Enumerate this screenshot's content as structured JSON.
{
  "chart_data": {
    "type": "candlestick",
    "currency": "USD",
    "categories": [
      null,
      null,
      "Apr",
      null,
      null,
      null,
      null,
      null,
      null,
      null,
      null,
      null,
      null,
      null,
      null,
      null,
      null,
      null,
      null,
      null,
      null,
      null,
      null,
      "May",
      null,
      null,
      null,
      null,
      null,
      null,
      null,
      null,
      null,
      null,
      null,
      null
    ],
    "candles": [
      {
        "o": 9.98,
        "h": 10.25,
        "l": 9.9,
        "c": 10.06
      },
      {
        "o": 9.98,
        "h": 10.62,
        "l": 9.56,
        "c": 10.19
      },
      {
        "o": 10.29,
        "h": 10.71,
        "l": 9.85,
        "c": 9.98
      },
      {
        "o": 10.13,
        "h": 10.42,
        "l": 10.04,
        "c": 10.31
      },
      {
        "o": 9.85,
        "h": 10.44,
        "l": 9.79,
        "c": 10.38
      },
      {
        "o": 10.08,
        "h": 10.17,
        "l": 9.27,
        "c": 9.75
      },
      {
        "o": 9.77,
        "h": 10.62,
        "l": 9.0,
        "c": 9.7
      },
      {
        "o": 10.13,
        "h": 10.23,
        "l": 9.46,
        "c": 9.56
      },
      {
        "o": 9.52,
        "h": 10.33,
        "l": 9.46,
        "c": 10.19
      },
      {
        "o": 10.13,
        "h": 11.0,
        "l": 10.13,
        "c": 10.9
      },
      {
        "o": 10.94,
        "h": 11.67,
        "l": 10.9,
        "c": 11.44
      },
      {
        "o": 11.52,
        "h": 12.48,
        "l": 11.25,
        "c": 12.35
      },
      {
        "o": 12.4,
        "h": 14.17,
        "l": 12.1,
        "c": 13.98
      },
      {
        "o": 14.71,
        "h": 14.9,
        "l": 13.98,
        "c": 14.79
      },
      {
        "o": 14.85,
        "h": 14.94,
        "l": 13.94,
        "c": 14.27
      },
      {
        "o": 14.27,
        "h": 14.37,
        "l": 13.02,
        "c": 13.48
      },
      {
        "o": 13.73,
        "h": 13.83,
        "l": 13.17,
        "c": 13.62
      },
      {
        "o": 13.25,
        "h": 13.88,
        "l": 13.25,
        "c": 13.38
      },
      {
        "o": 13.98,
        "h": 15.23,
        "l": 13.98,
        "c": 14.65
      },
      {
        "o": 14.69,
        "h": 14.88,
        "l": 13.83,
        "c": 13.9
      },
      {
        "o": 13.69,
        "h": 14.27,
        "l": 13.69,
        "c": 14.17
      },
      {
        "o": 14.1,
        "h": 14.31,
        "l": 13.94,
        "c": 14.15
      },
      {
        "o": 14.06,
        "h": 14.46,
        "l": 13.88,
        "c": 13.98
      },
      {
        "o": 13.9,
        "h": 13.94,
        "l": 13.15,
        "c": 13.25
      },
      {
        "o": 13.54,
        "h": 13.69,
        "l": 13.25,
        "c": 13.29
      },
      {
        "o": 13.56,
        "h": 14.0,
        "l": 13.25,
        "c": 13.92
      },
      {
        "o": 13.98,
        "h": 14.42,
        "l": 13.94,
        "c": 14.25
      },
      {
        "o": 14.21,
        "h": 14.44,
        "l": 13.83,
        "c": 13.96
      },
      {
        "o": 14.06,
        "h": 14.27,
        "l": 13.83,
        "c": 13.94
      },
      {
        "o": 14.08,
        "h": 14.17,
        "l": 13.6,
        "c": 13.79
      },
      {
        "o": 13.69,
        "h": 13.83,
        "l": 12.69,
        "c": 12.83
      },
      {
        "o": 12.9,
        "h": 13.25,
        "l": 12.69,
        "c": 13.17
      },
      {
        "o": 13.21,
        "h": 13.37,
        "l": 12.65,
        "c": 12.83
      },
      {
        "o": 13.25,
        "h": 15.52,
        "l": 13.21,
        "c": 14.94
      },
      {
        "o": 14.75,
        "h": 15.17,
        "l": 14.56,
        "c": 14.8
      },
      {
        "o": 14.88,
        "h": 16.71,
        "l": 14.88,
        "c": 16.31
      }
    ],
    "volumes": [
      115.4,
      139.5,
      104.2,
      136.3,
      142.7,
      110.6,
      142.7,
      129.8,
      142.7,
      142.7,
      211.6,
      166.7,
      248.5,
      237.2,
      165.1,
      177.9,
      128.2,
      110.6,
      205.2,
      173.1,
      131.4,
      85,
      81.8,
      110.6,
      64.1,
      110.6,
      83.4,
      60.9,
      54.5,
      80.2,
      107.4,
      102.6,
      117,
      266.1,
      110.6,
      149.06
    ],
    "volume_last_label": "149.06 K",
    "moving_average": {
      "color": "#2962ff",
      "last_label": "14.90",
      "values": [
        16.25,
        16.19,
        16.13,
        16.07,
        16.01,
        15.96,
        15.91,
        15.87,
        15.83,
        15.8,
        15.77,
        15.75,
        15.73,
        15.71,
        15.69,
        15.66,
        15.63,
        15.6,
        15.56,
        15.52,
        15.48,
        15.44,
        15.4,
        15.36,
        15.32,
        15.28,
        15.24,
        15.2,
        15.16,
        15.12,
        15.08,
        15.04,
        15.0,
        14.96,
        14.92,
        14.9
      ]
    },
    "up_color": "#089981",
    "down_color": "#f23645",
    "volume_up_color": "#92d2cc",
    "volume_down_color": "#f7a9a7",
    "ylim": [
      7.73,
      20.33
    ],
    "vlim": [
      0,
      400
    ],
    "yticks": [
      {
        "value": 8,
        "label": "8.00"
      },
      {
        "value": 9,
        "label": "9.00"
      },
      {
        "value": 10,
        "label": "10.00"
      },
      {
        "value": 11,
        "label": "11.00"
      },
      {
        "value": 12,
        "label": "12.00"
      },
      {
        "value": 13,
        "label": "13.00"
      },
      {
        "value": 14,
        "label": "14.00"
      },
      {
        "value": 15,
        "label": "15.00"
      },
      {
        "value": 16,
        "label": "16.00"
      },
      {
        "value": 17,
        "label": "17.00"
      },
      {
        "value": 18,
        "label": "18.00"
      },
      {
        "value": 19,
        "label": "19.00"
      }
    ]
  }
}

> Short task
Print the material above once more, exactly.

> Written solution
Enumerate this screenshot's content as structured JSON.
{
  "chart_data": {
    "type": "candlestick",
    "currency": "USD",
    "categories": [
      null,
      null,
      "Apr",
      null,
      null,
      null,
      null,
      null,
      null,
      null,
      null,
      null,
      null,
      null,
      null,
      null,
      null,
      null,
      null,
      null,
      null,
      null,
      null,
      "May",
      null,
      null,
      null,
      null,
      null,
      null,
      null,
      null,
      null,
      null,
      null,
      null
    ],
    "candles": [
      {
        "o": 9.98,
        "h": 10.25,
        "l": 9.9,
        "c": 10.06
      },
      {
        "o": 9.98,
        "h": 10.62,
        "l": 9.56,
        "c": 10.19
      },
      {
        "o": 10.29,
        "h": 10.71,
        "l": 9.85,
        "c": 9.98
      },
      {
        "o": 10.13,
        "h": 10.42,
        "l": 10.04,
        "c": 10.31
      },
      {
        "o": 9.85,
        "h": 10.44,
        "l": 9.79,
        "c": 10.38
      },
      {
        "o": 10.08,
        "h": 10.17,
        "l": 9.27,
        "c": 9.75
      },
      {
        "o": 9.77,
        "h": 10.62,
        "l": 9.0,
        "c": 9.7
      },
      {
        "o": 10.13,
        "h": 10.23,
        "l": 9.46,
        "c": 9.56
      },
      {
        "o": 9.52,
        "h": 10.33,
        "l": 9.46,
        "c": 10.19
      },
      {
        "o": 10.13,
        "h": 11.0,
        "l": 10.13,
        "c": 10.9
      },
      {
        "o": 10.94,
        "h": 11.67,
        "l": 10.9,
        "c": 11.44
      },
      {
        "o": 11.52,
        "h": 12.48,
        "l": 11.25,
        "c": 12.35
      },
      {
        "o": 12.4,
        "h": 14.17,
        "l": 12.1,
        "c": 13.98
      },
      {
        "o": 14.71,
        "h": 14.9,
        "l": 13.98,
        "c": 14.79
      },
      {
        "o": 14.85,
        "h": 14.94,
        "l": 13.94,
        "c": 14.27
      },
      {
        "o": 14.27,
        "h": 14.37,
        "l": 13.02,
        "c": 13.48
      },
      {
        "o": 13.73,
        "h": 13.83,
        "l": 13.17,
        "c": 13.62
      },
      {
        "o": 13.25,
        "h": 13.88,
        "l": 13.25,
        "c": 13.38
      },
      {
        "o": 13.98,
        "h": 15.23,
        "l": 13.98,
        "c": 14.65
      },
      {
        "o": 14.69,
        "h": 14.88,
        "l": 13.83,
        "c": 13.9
      },
      {
        "o": 13.69,
        "h": 14.27,
        "l": 13.69,
        "c": 14.17
      },
      {
        "o": 14.1,
        "h": 14.31,
        "l": 13.94,
        "c": 14.15
      },
      {
        "o": 14.06,
        "h": 14.46,
        "l": 13.88,
        "c": 13.98
      },
      {
        "o": 13.9,
        "h": 13.94,
        "l": 13.15,
        "c": 13.25
      },
      {
        "o": 13.54,
        "h": 13.69,
        "l": 13.25,
        "c": 13.29
      },
      {
        "o": 13.56,
        "h": 14.0,
        "l": 13.25,
        "c": 13.92
      },
      {
        "o": 13.98,
        "h": 14.42,
        "l": 13.94,
        "c": 14.25
      },
      {
        "o": 14.21,
        "h": 14.44,
        "l": 13.83,
        "c": 13.96
      },
      {
        "o": 14.06,
        "h": 14.27,
        "l": 13.83,
        "c": 13.94
      },
      {
        "o": 14.08,
        "h": 14.17,
        "l": 13.6,
        "c": 13.79
      },
      {
        "o": 13.69,
        "h": 13.83,
        "l": 12.69,
        "c": 12.83
      },
      {
        "o": 12.9,
        "h": 13.25,
        "l": 12.69,
        "c": 13.17
      },
      {
        "o": 13.21,
        "h": 13.37,
        "l": 12.65,
        "c": 12.83
      },
      {
        "o": 13.25,
        "h": 15.52,
        "l": 13.21,
        "c": 14.94
      },
      {
        "o": 14.75,
        "h": 15.17,
        "l": 14.56,
        "c": 14.8
      },
      {
        "o": 14.88,
        "h": 16.71,
        "l": 14.88,
        "c": 16.31
      }
    ],
    "volumes": [
      115.4,
      139.5,
      104.2,
      136.3,
      142.7,
      110.6,
      142.7,
      129.8,
      142.7,
      142.7,
      211.6,
      166.7,
      248.5,
      237.2,
      165.1,
      177.9,
      128.2,
      110.6,
      205.2,
      173.1,
      131.4,
      85,
      81.8,
      110.6,
      64.1,
      110.6,
      83.4,
      60.9,
      54.5,
      80.2,
      107.4,
      102.6,
      117,
      266.1,
      110.6,
      149.06
    ],
    "volume_last_label": "149.06 K",
    "moving_average": {
      "color": "#2962ff",
      "last_label": "14.90",
      "values": [
        16.25,
        16.19,
        16.13,
        16.07,
        16.01,
        15.96,
        15.91,
        15.87,
        15.83,
        15.8,
        15.77,
        15.75,
        15.73,
        15.71,
        15.69,
        15.66,
        15.63,
        15.6,
        15.56,
        15.52,
        15.48,
        15.44,
        15.4,
        15.36,
        15.32,
        15.28,
        15.24,
        15.2,
        15.16,
        15.12,
        15.08,
        15.04,
        15.0,
        14.96,
        14.92,
        14.9
      ]
    },
    "up_color": "#089981",
    "down_color": "#f23645",
    "volume_up_color": "#92d2cc",
    "volume_down_color": "#f7a9a7",
    "ylim": [
      7.73,
      20.33
    ],
    "vlim": [
      0,
      400
    ],
    "yticks": [
      {
        "value": 8,
        "label": "8.00"
      },
      {
        "value": 9,
        "label": "9.00"
      },
      {
        "value": 10,
        "label": "10.00"
      },
      {
        "value": 11,
        "label": "11.00"
      },
      {
        "value": 12,
        "label": "12.00"
      },
      {
        "value": 13,
        "label": "13.00"
      },
      {
        "value": 14,
        "label": "14.00"
      },
      {
        "value": 15,
        "label": "15.00"
      },
      {
        "value": 16,
        "label": "16.00"
      },
      {
        "value": 17,
        "label": "17.00"
      },
      {
        "value": 18,
        "label": "18.00"
      },
      {
        "value": 19,
        "label": "19.00"
      }
    ]
  }
}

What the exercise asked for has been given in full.